### [Task objective]
Output the lines that follow exactly as they are.

### [Supplied data]
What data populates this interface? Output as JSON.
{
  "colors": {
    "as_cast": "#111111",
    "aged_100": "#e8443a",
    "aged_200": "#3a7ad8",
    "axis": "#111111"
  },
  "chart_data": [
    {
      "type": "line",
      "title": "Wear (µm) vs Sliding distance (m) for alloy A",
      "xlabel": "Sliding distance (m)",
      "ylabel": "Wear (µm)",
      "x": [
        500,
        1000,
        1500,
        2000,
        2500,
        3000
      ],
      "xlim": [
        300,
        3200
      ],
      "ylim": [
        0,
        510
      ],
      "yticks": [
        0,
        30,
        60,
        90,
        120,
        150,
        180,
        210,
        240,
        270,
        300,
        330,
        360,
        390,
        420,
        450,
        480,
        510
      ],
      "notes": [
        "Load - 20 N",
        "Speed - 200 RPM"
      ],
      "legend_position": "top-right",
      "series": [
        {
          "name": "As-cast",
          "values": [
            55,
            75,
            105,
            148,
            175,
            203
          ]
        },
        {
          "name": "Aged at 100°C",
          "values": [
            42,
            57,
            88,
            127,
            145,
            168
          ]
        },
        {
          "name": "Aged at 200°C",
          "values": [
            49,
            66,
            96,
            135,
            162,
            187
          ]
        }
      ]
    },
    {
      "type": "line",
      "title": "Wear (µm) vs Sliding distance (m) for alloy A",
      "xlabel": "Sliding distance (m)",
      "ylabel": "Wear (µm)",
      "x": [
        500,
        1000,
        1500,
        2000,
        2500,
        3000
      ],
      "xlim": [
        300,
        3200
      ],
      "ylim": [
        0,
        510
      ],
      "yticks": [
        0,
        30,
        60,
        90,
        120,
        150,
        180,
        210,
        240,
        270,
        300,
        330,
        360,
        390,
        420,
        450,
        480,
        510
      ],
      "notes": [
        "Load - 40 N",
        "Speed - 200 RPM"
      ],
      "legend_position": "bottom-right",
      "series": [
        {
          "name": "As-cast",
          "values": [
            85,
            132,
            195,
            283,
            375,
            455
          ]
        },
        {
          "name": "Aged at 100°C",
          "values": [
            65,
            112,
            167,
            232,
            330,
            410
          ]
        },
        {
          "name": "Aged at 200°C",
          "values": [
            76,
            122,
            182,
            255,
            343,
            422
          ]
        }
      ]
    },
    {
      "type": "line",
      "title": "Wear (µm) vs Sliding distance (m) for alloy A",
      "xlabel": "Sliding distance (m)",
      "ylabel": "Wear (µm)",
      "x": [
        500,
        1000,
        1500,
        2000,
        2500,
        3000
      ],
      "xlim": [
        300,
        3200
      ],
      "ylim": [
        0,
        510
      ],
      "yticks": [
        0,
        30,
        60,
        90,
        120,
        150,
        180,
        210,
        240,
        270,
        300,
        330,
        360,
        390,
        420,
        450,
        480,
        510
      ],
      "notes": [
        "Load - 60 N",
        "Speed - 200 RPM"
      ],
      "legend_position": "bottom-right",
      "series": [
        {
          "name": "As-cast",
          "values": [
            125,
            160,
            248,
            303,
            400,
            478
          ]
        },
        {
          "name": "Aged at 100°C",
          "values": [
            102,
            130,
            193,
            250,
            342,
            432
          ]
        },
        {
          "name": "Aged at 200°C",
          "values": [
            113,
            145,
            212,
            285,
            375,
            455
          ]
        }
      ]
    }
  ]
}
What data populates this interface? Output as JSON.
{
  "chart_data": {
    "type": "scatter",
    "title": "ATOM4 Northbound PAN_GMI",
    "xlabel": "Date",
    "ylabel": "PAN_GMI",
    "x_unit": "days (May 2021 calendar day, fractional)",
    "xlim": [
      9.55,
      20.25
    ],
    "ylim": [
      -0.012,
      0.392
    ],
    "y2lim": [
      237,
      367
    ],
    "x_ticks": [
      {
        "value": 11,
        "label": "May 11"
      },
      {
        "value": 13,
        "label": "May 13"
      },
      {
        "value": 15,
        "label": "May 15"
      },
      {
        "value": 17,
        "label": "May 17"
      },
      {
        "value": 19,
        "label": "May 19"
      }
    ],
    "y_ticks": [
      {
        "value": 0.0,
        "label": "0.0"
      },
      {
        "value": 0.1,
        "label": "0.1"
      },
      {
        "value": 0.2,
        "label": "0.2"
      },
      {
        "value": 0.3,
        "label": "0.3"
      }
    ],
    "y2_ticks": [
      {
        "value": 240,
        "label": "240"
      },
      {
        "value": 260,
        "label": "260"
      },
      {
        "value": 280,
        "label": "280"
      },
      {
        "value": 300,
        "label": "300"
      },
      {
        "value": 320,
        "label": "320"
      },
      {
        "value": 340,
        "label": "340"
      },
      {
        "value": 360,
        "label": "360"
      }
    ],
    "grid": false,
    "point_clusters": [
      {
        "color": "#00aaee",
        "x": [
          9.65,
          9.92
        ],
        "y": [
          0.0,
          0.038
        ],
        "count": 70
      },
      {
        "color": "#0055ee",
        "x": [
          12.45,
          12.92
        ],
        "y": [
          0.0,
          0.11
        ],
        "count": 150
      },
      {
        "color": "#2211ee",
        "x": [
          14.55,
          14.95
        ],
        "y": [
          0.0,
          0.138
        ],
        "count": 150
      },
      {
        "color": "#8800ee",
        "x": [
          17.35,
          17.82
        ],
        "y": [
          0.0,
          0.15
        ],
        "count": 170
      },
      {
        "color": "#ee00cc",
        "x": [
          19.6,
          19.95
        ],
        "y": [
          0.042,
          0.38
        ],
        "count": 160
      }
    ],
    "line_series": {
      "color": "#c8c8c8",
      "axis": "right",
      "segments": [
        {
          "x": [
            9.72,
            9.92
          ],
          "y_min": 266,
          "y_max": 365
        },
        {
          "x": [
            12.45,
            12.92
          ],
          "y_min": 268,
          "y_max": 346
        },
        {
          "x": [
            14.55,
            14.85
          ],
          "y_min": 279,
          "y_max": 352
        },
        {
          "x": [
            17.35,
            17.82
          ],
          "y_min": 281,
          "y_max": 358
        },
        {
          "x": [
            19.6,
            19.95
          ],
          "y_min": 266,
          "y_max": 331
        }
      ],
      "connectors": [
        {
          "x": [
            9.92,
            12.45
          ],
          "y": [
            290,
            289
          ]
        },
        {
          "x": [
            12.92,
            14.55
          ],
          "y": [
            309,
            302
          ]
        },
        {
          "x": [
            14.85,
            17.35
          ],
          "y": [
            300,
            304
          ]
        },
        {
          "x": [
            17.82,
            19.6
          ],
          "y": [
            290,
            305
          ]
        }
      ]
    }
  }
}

### [Solution for this problem]
What data populates this interface? Output as JSON.
{
  "colors": {
    "as_cast": "#111111",
    "aged_100": "#e8443a",
    "aged_200": "#3a7ad8",
    "axis": "#111111"
  },
  "chart_data": [
    {
      "type": "line",
      "title": "Wear (µm) vs Sliding distance (m) for alloy A",
      "xlabel": "Sliding distance (m)",
      "ylabel": "Wear (µm)",
      "x": [
        500,
        1000,
        1500,
        2000,
        2500,
        3000
      ],
      "xlim": [
        300,
        3200
      ],
      "ylim": [
        0,
        510
      ],
      "yticks": [
        0,
        30,
        60,
        90,
        120,
        150,
        180,
        210,
        240,
        270,
        300,
        330,
        360,
        390,
        420,
        450,
        480,
        510
      ],
      "notes": [
        "Load - 20 N",
        "Speed - 200 RPM"
      ],
      "legend_position": "top-right",
      "series": [
        {
          "name": "As-cast",
          "values": [
            55,
            75,
            105,
            148,
            175,
            203
          ]
        },
        {
          "name": "Aged at 100°C",
          "values": [
            42,
            57,
            88,
            127,
            145,
            168
          ]
        },
        {
          "name": "Aged at 200°C",
          "values": [
            49,
            66,
            96,
            135,
            162,
            187
          ]
        }
      ]
    },
    {
      "type": "line",
      "title": "Wear (µm) vs Sliding distance (m) for alloy A",
      "xlabel": "Sliding distance (m)",
      "ylabel": "Wear (µm)",
      "x": [
        500,
        1000,
        1500,
        2000,
        2500,
        3000
      ],
      "xlim": [
        300,
        3200
      ],
      "ylim": [
        0,
        510
      ],
      "yticks": [
        0,
        30,
        60,
        90,
        120,
        150,
        180,
        210,
        240,
        270,
        300,
        330,
        360,
        390,
        420,
        450,
        480,
        510
      ],
      "notes": [
        "Load - 40 N",
        "Speed - 200 RPM"
      ],
      "legend_position": "bottom-right",
      "series": [
        {
          "name": "As-cast",
          "values": [
            85,
            132,
            195,
            283,
            375,
            455
          ]
        },
        {
          "name": "Aged at 100°C",
          "values": [
            65,
            112,
            167,
            232,
            330,
            410
          ]
        },
        {
          "name": "Aged at 200°C",
          "values": [
            76,
            122,
            182,
            255,
            343,
            422
          ]
        }
      ]
    },
    {
      "type": "line",
      "title": "Wear (µm) vs Sliding distance (m) for alloy A",
      "xlabel": "Sliding distance (m)",
      "ylabel": "Wear (µm)",
      "x": [
        500,
        1000,
        1500,
        2000,
        2500,
        3000
      ],
      "xlim": [
        300,
        3200
      ],
      "ylim": [
        0,
        510
      ],
      "yticks": [
        0,
        30,
        60,
        90,
        120,
        150,
        180,
        210,
        240,
        270,
        300,
        330,
        360,
        390,
        420,
        450,
        480,
        510
      ],
      "notes": [
        "Load - 60 N",
        "Speed - 200 RPM"
      ],
      "legend_position": "bottom-right",
      "series": [
        {
          "name": "As-cast",
          "values": [
            125,
            160,
            248,
            303,
            400,
            478
          ]
        },
        {
          "name": "Aged at 100°C",
          "values": [
            102,
            130,
            193,
            250,
            342,
            432
          ]
        },
        {
          "name": "Aged at 200°C",
          "values": [
            113,
            145,
            212,
            285,
            375,
            455
          ]
        }
      ]
    }
  ]
}
What data populates this interface? Output as JSON.
{
  "chart_data": {
    "type": "scatter",
    "title": "ATOM4 Northbound PAN_GMI",
    "xlabel": "Date",
    "ylabel": "PAN_GMI",
    "x_unit": "days (May 2021 calendar day, fractional)",
    "xlim": [
      9.55,
      20.25
    ],
    "ylim": [
      -0.012,
      0.392
    ],
    "y2lim": [
      237,
      367
    ],
    "x_ticks": [
      {
        "value": 11,
        "label": "May 11"
      },
      {
        "value": 13,
        "label": "May 13"
      },
      {
        "value": 15,
        "label": "May 15"
      },
      {
        "value": 17,
        "label": "May 17"
      },
      {
        "value": 19,
        "label": "May 19"
      }
    ],
    "y_ticks": [
      {
        "value": 0.0,
        "label": "0.0"
      },
      {
        "value": 0.1,
        "label": "0.1"
      },
      {
        "value": 0.2,
        "label": "0.2"
      },
      {
        "value": 0.3,
        "label": "0.3"
      }
    ],
    "y2_ticks": [
      {
        "value": 240,
        "label": "240"
      },
      {
        "value": 260,
        "label": "260"
      },
      {
        "value": 280,
        "label": "280"
      },
      {
        "value": 300,
        "label": "300"
      },
      {
        "value": 320,
        "label": "320"
      },
      {
        "value": 340,
        "label": "340"
      },
      {
        "value": 360,
        "label": "360"
      }
    ],
    "grid": false,
    "point_clusters": [
      {
        "color": "#00aaee",
        "x": [
          9.65,
          9.92
        ],
        "y": [
          0.0,
          0.038
        ],
        "count": 70
      },
      {
        "color": "#0055ee",
        "x": [
          12.45,
          12.92
        ],
        "y": [
          0.0,
          0.11
        ],
        "count": 150
      },
      {
        "color": "#2211ee",
        "x": [
          14.55,
          14.95
        ],
        "y": [
          0.0,
          0.138
        ],
        "count": 150
      },
      {
        "color": "#8800ee",
        "x": [
          17.35,
          17.82
        ],
        "y": [
          0.0,
          0.15
        ],
        "count": 170
      },
      {
        "color": "#ee00cc",
        "x": [
          19.6,
          19.95
        ],
        "y": [
          0.042,
          0.38
        ],
        "count": 160
      }
    ],
    "line_series": {
      "color": "#c8c8c8",
      "axis": "right",
      "segments": [
        {
          "x": [
            9.72,
            9.92
          ],
          "y_min": 266,
          "y_max": 365
        },
        {
          "x": [
            12.45,
            12.92
          ],
          "y_min": 268,
          "y_max": 346
        },
        {
          "x": [
            14.55,
            14.85
          ],
          "y_min": 279,
          "y_max": 352
        },
        {
          "x": [
            17.35,
            17.82
          ],
          "y_min": 281,
          "y_max": 358
        },
        {
          "x": [
            19.6,
            19.95
          ],
          "y_min": 266,
          "y_max": 331
        }
      ],
      "connectors": [
        {
          "x": [
            9.92,
            12.45
          ],
          "y": [
            290,
            289
          ]
        },
        {
          "x": [
            12.92,
            14.55
          ],
          "y": [
            309,
            302
          ]
        },
        {
          "x": [
            14.85,
            17.35
          ],
          "y": [
            300,
            304
          ]
        },
        {
          "x": [
            17.82,
            19.6
          ],
          "y": [
            290,
            305
          ]
        }
      ]
    }
  }
}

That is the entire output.